◆ Stored data entries
########################################

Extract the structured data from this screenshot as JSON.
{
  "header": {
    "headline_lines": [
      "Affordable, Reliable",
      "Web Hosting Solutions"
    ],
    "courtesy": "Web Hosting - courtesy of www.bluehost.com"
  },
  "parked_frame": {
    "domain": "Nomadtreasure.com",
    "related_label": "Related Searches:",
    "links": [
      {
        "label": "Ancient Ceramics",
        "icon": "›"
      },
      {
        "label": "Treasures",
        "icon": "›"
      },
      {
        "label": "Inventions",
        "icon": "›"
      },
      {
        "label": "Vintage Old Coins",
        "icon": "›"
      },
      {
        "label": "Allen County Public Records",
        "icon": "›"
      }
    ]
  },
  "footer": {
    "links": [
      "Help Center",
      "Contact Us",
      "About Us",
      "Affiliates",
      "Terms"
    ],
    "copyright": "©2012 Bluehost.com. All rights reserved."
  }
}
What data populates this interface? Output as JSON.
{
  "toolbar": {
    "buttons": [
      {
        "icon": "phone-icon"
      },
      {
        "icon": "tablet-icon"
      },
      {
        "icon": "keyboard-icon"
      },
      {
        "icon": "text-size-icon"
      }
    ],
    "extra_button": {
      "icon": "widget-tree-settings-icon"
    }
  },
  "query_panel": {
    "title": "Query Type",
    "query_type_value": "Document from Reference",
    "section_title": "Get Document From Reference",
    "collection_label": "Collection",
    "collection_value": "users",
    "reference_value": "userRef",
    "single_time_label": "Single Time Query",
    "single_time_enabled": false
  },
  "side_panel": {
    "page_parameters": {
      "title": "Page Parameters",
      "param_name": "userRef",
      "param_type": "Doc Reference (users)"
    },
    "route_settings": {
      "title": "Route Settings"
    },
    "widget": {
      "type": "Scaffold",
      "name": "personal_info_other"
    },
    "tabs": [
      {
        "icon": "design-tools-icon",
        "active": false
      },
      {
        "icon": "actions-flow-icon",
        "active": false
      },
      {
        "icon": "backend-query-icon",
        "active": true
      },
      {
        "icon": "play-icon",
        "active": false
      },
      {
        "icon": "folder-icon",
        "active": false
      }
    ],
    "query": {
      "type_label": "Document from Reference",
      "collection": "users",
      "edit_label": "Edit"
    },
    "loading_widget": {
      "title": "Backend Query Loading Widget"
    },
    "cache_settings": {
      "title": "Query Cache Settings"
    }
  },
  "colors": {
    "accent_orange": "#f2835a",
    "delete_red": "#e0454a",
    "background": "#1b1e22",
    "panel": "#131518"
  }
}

########################################

◆ PROBLEM REQUIREMENTS
Reproduce each line of the material above precisely.

◆ PROBLEM SOLUTION
Extract the structured data from this screenshot as JSON.
{
  "header": {
    "headline_lines": [
      "Affordable, Reliable",
      "Web Hosting Solutions"
    ],
    "courtesy": "Web Hosting - courtesy of www.bluehost.com"
  },
  "parked_frame": {
    "domain": "Nomadtreasure.com",
    "related_label": "Related Searches:",
    "links": [
      {
        "label": "Ancient Ceramics",
        "icon": "›"
      },
      {
        "label": "Treasures",
        "icon": "›"
      },
      {
        "label": "Inventions",
        "icon": "›"
      },
      {
        "label": "Vintage Old Coins",
        "icon": "›"
      },
      {
        "label": "Allen County Public Records",
        "icon": "›"
      }
    ]
  },
  "footer": {
    "links": [
      "Help Center",
      "Contact Us",
      "About Us",
      "Affiliates",
      "Terms"
    ],
    "copyright": "©2012 Bluehost.com. All rights reserved."
  }
}
What data populates this interface? Output as JSON.
{
  "toolbar": {
    "buttons": [
      {
        "icon": "phone-icon"
      },
      {
        "icon": "tablet-icon"
      },
      {
        "icon": "keyboard-icon"
      },
      {
        "icon": "text-size-icon"
      }
    ],
    "extra_button": {
      "icon": "widget-tree-settings-icon"
    }
  },
  "query_panel": {
    "title": "Query Type",
    "query_type_value": "Document from Reference",
    "section_title": "Get Document From Reference",
    "collection_label": "Collection",
    "collection_value": "users",
    "reference_value": "userRef",
    "single_time_label": "Single Time Query",
    "single_time_enabled": false
  },
  "side_panel": {
    "page_parameters": {
      "title": "Page Parameters",
      "param_name": "userRef",
      "param_type": "Doc Reference (users)"
    },
    "route_settings": {
      "title": "Route Settings"
    },
    "widget": {
      "type": "Scaffold",
      "name": "personal_info_other"
    },
    "tabs": [
      {
        "icon": "design-tools-icon",
        "active": false
      },
      {
        "icon": "actions-flow-icon",
        "active": false
      },
      {
        "icon": "backend-query-icon",
        "active": true
      },
      {
        "icon": "play-icon",
        "active": false
      },
      {
        "icon": "folder-icon",
        "active": false
      }
    ],
    "query": {
      "type_label": "Document from Reference",
      "collection": "users",
      "edit_label": "Edit"
    },
    "loading_widget": {
      "title": "Backend Query Loading Widget"
    },
    "cache_settings": {
      "title": "Query Cache Settings"
    }
  },
  "colors": {
    "accent_orange": "#f2835a",
    "delete_red": "#e0454a",
    "background": "#1b1e22",
    "panel": "#131518"
  }
}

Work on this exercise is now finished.